Supplied entries:
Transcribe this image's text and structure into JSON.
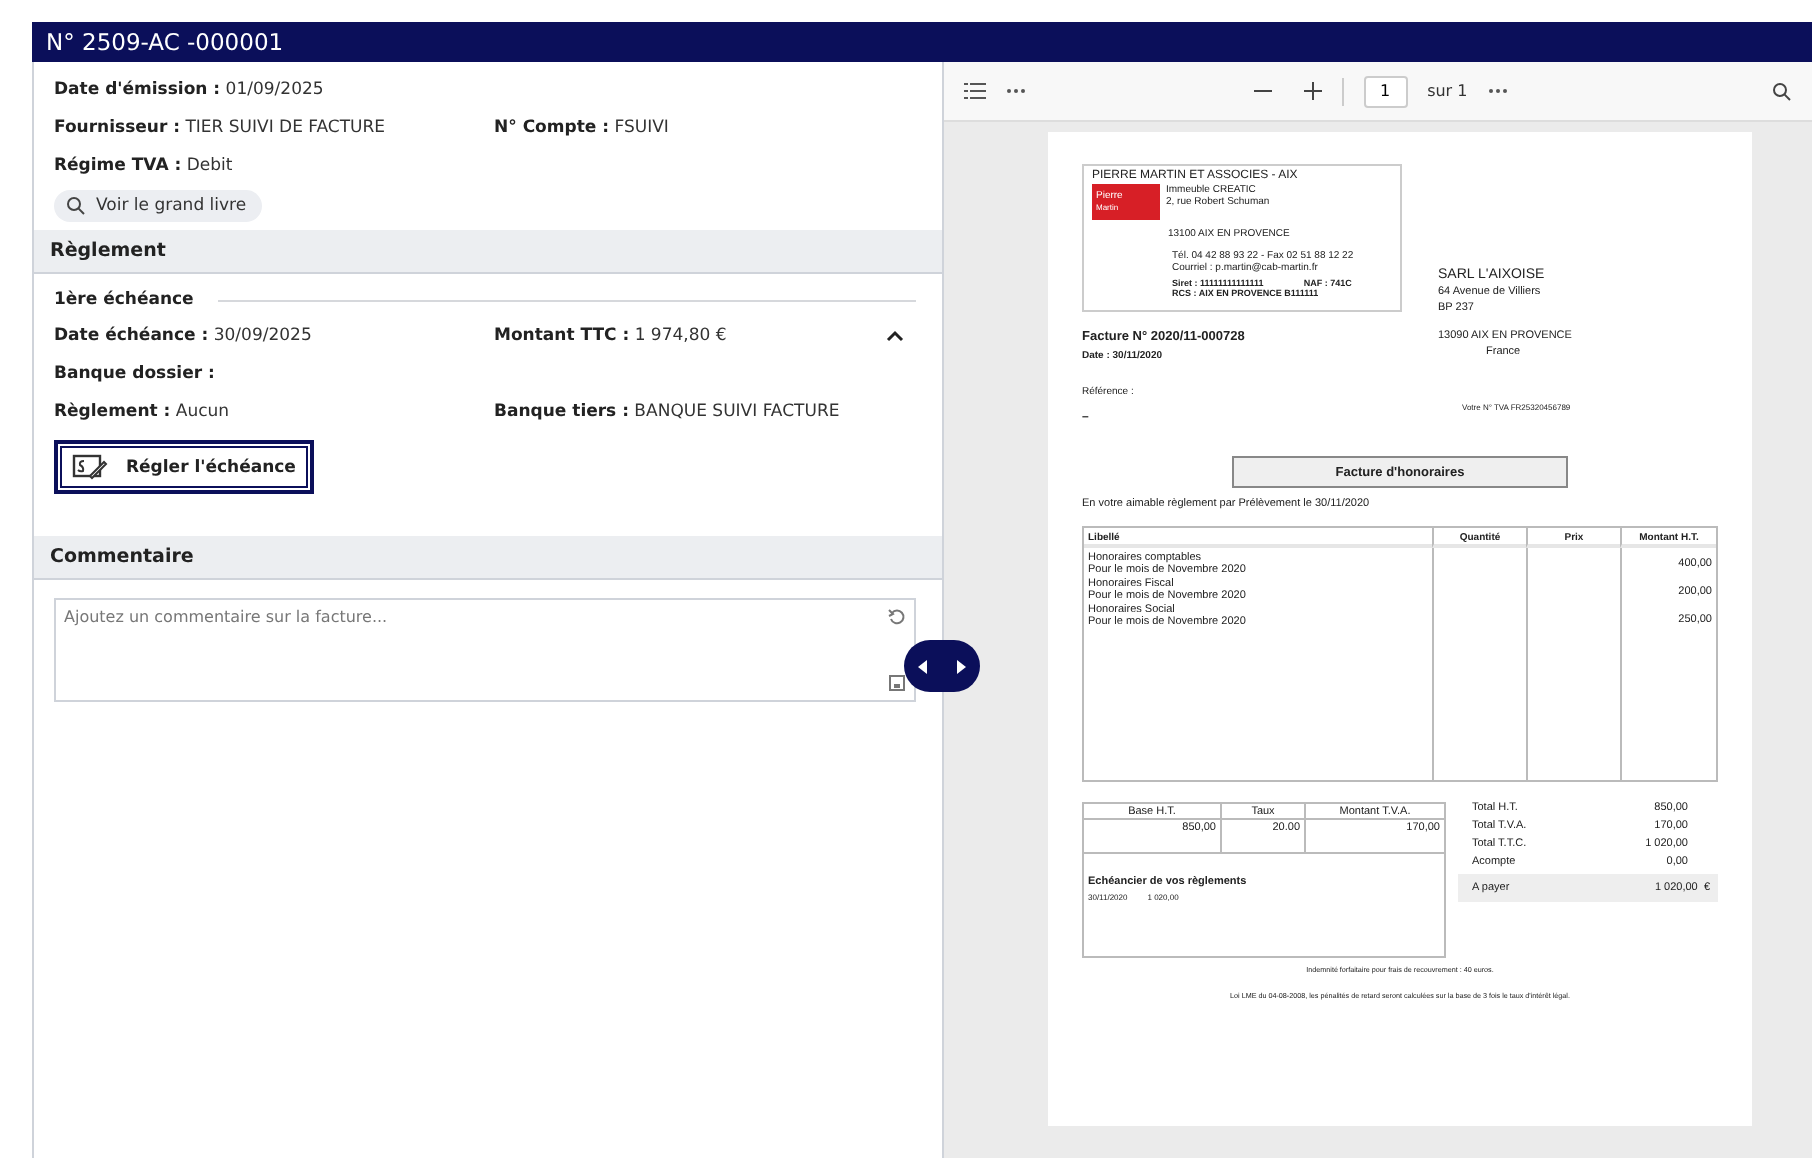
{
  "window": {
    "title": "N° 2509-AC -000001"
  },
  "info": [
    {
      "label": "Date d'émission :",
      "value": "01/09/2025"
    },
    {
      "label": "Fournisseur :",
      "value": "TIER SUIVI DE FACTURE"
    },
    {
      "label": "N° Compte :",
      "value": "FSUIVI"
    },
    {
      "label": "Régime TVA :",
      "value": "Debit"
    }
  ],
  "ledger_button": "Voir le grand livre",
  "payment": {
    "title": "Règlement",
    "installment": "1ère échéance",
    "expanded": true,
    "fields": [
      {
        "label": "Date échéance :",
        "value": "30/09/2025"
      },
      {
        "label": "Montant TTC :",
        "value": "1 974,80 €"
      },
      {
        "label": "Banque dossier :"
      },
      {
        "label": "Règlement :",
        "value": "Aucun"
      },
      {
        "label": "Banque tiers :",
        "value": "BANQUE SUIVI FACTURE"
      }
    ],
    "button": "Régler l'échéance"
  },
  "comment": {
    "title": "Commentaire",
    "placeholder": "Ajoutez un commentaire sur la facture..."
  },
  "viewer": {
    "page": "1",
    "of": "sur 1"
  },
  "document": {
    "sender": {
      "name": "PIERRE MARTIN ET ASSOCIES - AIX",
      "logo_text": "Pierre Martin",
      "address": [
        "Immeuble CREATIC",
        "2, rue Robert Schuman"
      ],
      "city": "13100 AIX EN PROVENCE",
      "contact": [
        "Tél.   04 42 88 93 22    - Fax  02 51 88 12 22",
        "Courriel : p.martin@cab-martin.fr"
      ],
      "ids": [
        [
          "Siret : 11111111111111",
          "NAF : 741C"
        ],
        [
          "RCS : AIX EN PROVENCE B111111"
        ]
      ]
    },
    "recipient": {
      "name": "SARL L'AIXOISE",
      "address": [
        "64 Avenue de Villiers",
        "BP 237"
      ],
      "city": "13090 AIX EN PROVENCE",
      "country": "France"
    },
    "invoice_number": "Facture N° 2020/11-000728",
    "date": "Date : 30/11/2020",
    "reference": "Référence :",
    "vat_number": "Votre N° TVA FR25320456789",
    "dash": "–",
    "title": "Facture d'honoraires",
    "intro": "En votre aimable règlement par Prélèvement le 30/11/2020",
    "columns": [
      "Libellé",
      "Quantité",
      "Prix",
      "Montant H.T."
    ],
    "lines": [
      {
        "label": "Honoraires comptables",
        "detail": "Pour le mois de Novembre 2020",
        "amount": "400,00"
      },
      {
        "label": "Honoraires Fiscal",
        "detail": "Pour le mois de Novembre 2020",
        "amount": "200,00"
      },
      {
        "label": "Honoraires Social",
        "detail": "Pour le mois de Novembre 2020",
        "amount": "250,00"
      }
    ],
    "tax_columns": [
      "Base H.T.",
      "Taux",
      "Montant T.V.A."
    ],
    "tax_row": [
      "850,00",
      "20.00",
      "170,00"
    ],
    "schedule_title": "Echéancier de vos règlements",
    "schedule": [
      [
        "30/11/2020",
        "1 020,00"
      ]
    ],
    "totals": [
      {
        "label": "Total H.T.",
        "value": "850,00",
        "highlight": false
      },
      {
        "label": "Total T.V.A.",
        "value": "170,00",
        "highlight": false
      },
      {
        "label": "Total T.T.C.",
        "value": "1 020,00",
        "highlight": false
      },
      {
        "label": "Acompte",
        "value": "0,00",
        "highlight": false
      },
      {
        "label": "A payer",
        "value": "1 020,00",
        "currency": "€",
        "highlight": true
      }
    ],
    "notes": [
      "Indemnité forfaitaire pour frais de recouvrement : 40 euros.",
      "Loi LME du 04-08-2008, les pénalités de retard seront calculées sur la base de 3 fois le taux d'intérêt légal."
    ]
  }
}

Exercise prompt:
Every entry above is to be set down exactly; the pictures are to be left out.

Worked answer:
Transcribe this image's text and structure into JSON.
{
  "window": {
    "title": "N° 2509-AC -000001"
  },
  "info": [
    {
      "label": "Date d'émission :",
      "value": "01/09/2025"
    },
    {
      "label": "Fournisseur :",
      "value": "TIER SUIVI DE FACTURE"
    },
    {
      "label": "N° Compte :",
      "value": "FSUIVI"
    },
    {
      "label": "Régime TVA :",
      "value": "Debit"
    }
  ],
  "ledger_button": "Voir le grand livre",
  "payment": {
    "title": "Règlement",
    "installment": "1ère échéance",
    "expanded": true,
    "fields": [
      {
        "label": "Date échéance :",
        "value": "30/09/2025"
      },
      {
        "label": "Montant TTC :",
        "value": "1 974,80 €"
      },
      {
        "label": "Banque dossier :"
      },
      {
        "label": "Règlement :",
        "value": "Aucun"
      },
      {
        "label": "Banque tiers :",
        "value": "BANQUE SUIVI FACTURE"
      }
    ],
    "button": "Régler l'échéance"
  },
  "comment": {
    "title": "Commentaire",
    "placeholder": "Ajoutez un commentaire sur la facture..."
  },
  "viewer": {
    "page": "1",
    "of": "sur 1"
  },
  "document": {
    "sender": {
      "name": "PIERRE MARTIN ET ASSOCIES - AIX",
      "logo_text": "Pierre Martin",
      "address": [
        "Immeuble CREATIC",
        "2, rue Robert Schuman"
      ],
      "city": "13100 AIX EN PROVENCE",
      "contact": [
        "Tél.   04 42 88 93 22    - Fax  02 51 88 12 22",
        "Courriel : p.martin@cab-martin.fr"
      ],
      "ids": [
        [
          "Siret : 11111111111111",
          "NAF : 741C"
        ],
        [
          "RCS : AIX EN PROVENCE B111111"
        ]
      ]
    },
    "recipient": {
      "name": "SARL L'AIXOISE",
      "address": [
        "64 Avenue de Villiers",
        "BP 237"
      ],
      "city": "13090 AIX EN PROVENCE",
      "country": "France"
    },
    "invoice_number": "Facture N° 2020/11-000728",
    "date": "Date : 30/11/2020",
    "reference": "Référence :",
    "vat_number": "Votre N° TVA FR25320456789",
    "dash": "–",
    "title": "Facture d'honoraires",
    "intro": "En votre aimable règlement par Prélèvement le 30/11/2020",
    "columns": [
      "Libellé",
      "Quantité",
      "Prix",
      "Montant H.T."
    ],
    "lines": [
      {
        "label": "Honoraires comptables",
        "detail": "Pour le mois de Novembre 2020",
        "amount": "400,00"
      },
      {
        "label": "Honoraires Fiscal",
        "detail": "Pour le mois de Novembre 2020",
        "amount": "200,00"
      },
      {
        "label": "Honoraires Social",
        "detail": "Pour le mois de Novembre 2020",
        "amount": "250,00"
      }
    ],
    "tax_columns": [
      "Base H.T.",
      "Taux",
      "Montant T.V.A."
    ],
    "tax_row": [
      "850,00",
      "20.00",
      "170,00"
    ],
    "schedule_title": "Echéancier de vos règlements",
    "schedule": [
      [
        "30/11/2020",
        "1 020,00"
      ]
    ],
    "totals": [
      {
        "label": "Total H.T.",
        "value": "850,00",
        "highlight": false
      },
      {
        "label": "Total T.V.A.",
        "value": "170,00",
        "highlight": false
      },
      {
        "label": "Total T.T.C.",
        "value": "1 020,00",
        "highlight": false
      },
      {
        "label": "Acompte",
        "value": "0,00",
        "highlight": false
      },
      {
        "label": "A payer",
        "value": "1 020,00",
        "currency": "€",
        "highlight": true
      }
    ],
    "notes": [
      "Indemnité forfaitaire pour frais de recouvrement : 40 euros.",
      "Loi LME du 04-08-2008, les pénalités de retard seront calculées sur la base de 3 fois le taux d'intérêt légal."
    ]
  }
}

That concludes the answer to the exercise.